>> begin

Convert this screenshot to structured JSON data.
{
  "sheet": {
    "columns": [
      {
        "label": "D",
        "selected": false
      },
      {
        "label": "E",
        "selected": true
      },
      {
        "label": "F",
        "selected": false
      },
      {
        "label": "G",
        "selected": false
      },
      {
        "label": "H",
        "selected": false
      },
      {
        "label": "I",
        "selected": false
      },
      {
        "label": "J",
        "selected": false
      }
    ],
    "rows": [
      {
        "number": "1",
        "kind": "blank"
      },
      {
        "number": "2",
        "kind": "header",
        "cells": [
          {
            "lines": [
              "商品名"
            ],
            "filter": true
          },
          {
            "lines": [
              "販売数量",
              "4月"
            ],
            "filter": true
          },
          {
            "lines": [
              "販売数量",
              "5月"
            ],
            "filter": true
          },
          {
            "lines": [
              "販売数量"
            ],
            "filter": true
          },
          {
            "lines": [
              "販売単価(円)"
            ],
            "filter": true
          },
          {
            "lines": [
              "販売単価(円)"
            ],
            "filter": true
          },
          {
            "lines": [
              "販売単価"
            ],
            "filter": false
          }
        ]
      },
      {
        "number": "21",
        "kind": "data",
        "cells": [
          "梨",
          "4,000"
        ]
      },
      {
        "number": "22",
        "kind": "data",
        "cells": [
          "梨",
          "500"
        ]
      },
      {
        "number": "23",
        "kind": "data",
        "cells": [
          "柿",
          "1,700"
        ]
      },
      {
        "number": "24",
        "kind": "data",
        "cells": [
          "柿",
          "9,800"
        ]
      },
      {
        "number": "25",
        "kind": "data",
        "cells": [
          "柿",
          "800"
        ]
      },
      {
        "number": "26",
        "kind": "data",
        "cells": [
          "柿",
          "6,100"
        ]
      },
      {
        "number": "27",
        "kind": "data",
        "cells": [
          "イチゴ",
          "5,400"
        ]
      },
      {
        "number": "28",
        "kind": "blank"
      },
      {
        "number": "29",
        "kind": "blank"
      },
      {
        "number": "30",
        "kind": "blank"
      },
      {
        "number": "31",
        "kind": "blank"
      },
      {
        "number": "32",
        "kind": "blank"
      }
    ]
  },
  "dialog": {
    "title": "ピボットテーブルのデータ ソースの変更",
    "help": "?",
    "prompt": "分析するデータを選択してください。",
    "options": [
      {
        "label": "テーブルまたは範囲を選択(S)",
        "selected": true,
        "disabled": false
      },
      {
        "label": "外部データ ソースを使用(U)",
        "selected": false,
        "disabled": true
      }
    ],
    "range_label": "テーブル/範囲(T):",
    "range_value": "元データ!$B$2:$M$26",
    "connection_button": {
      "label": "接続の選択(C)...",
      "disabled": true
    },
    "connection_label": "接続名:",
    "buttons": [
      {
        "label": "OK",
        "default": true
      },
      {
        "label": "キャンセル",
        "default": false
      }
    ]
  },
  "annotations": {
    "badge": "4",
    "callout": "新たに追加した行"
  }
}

>> end
>> begin

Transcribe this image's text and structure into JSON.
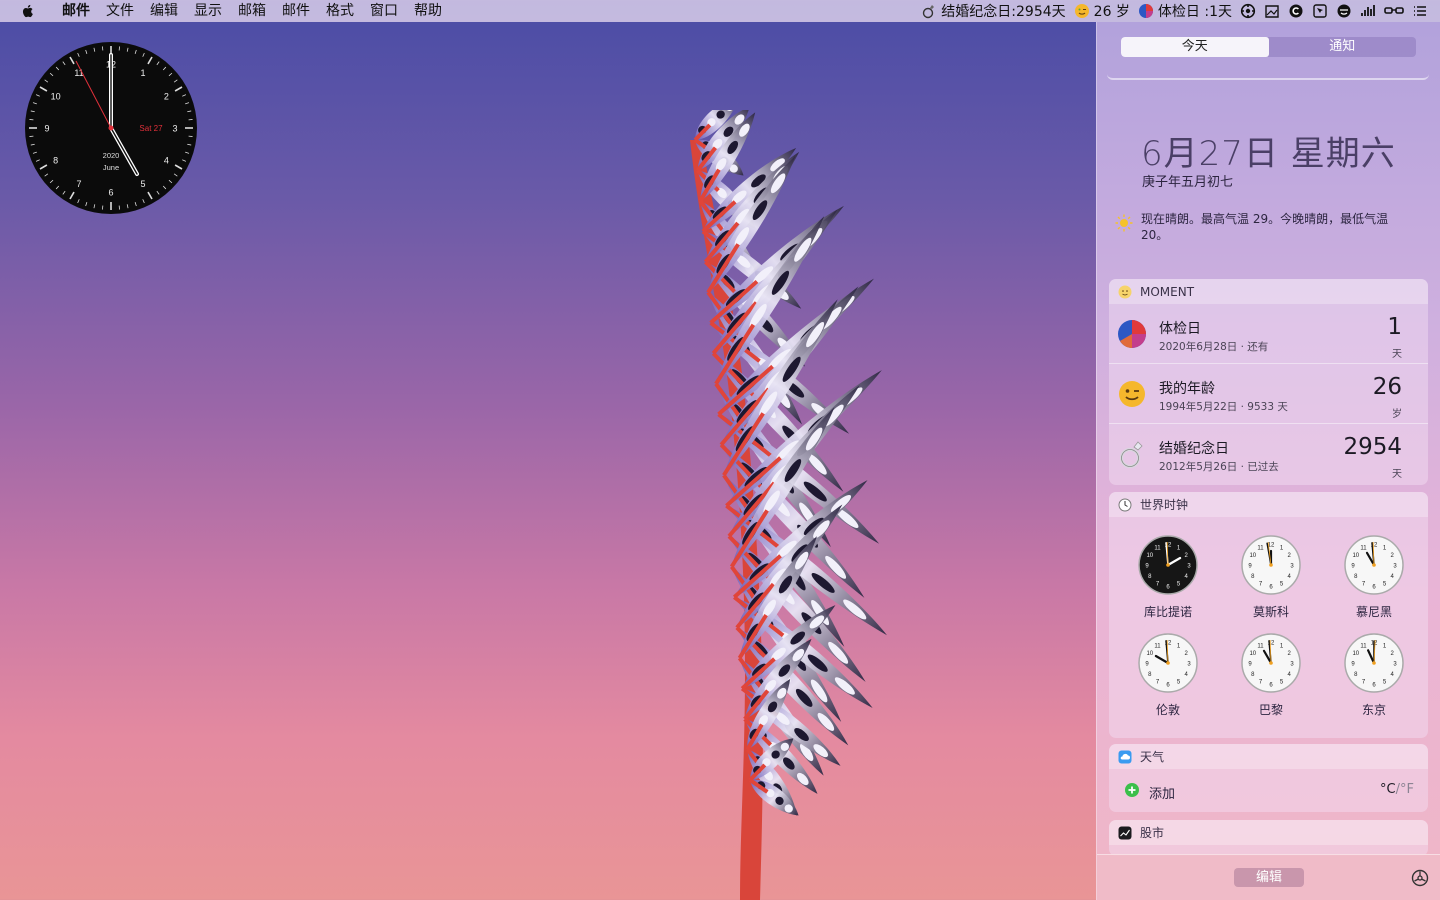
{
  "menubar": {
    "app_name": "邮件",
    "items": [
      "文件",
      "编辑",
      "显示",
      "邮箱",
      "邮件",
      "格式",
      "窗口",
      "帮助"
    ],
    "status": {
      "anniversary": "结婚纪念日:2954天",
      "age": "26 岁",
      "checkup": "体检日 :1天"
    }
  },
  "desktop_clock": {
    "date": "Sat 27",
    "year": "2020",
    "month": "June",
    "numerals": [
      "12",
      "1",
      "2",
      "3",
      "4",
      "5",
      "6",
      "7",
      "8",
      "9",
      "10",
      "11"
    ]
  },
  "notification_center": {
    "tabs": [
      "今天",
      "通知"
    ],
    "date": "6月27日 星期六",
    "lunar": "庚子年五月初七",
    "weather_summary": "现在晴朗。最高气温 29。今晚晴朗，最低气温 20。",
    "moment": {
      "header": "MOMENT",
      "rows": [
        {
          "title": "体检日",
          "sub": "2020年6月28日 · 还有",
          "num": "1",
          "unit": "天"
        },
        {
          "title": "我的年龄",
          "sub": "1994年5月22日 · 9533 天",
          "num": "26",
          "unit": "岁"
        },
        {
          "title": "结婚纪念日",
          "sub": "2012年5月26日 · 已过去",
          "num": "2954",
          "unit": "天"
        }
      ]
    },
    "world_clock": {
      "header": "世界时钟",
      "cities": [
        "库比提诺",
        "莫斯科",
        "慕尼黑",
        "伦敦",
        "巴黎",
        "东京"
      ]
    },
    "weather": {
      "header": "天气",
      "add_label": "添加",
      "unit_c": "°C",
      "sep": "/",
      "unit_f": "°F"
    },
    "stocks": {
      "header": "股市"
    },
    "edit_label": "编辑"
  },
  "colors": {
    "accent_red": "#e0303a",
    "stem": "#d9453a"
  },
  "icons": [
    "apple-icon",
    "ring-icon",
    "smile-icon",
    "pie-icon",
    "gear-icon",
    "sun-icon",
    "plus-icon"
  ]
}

>> end

### [Exercise requirements]
In the records above, collect each line with "this".

### [Solution below]
Convert this screenshot to structured JSON data.
Transcribe this image's text and structure into JSON.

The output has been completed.